RECORDS TO USE:

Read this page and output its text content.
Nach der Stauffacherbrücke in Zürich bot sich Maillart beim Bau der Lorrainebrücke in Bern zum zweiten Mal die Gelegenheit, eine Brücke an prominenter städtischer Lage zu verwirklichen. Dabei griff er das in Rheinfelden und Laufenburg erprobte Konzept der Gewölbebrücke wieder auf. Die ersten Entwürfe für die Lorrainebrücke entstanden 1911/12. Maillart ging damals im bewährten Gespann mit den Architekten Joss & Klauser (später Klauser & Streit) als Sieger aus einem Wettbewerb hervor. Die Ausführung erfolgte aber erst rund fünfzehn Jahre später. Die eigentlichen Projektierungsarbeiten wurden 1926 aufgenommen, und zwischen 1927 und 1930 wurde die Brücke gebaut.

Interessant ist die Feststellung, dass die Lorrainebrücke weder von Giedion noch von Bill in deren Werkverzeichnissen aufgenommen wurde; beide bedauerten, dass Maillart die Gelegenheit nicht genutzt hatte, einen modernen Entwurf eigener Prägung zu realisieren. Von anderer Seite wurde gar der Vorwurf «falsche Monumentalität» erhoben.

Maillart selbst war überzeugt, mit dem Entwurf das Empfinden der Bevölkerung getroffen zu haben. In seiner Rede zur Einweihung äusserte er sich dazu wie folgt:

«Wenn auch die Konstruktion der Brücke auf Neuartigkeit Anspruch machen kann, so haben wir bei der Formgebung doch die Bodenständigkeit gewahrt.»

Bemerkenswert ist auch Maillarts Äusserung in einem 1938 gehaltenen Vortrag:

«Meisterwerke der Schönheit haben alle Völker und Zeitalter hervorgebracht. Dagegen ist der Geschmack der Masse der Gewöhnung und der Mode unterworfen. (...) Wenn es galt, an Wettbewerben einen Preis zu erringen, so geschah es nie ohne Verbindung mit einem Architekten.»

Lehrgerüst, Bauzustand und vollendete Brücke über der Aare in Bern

PROBLEM DETAILS:
Return all of the material exactly as written, from the first line through the last.

ANSWER SECTION:
Read this page and output its text content.
Nach der Stauffacherbrücke in Zürich bot sich Maillart beim Bau der Lorrainebrücke in Bern zum zweiten Mal die Gelegenheit, eine Brücke an prominenter städtischer Lage zu verwirklichen. Dabei griff er das in Rheinfelden und Laufenburg erprobte Konzept der Gewölbebrücke wieder auf. Die ersten Entwürfe für die Lorrainebrücke entstanden 1911/12. Maillart ging damals im bewährten Gespann mit den Architekten Joss & Klauser (später Klauser & Streit) als Sieger aus einem Wettbewerb hervor. Die Ausführung erfolgte aber erst rund fünfzehn Jahre später. Die eigentlichen Projektierungsarbeiten wurden 1926 aufgenommen, und zwischen 1927 und 1930 wurde die Brücke gebaut.

Interessant ist die Feststellung, dass die Lorrainebrücke weder von Giedion noch von Bill in deren Werkverzeichnissen aufgenommen wurde; beide bedauerten, dass Maillart die Gelegenheit nicht genutzt hatte, einen modernen Entwurf eigener Prägung zu realisieren. Von anderer Seite wurde gar der Vorwurf «falsche Monumentalität» erhoben.

Maillart selbst war überzeugt, mit dem Entwurf das Empfinden der Bevölkerung getroffen zu haben. In seiner Rede zur Einweihung äusserte er sich dazu wie folgt:

«Wenn auch die Konstruktion der Brücke auf Neuartigkeit Anspruch machen kann, so haben wir bei der Formgebung doch die Bodenständigkeit gewahrt.»

Bemerkenswert ist auch Maillarts Äusserung in einem 1938 gehaltenen Vortrag:

«Meisterwerke der Schönheit haben alle Völker und Zeitalter hervorgebracht. Dagegen ist der Geschmack der Masse der Gewöhnung und der Mode unterworfen. (...) Wenn es galt, an Wettbewerben einen Preis zu erringen, so geschah es nie ohne Verbindung mit einem Architekten.»

Lehrgerüst, Bauzustand und vollendete Brücke über der Aare in Bern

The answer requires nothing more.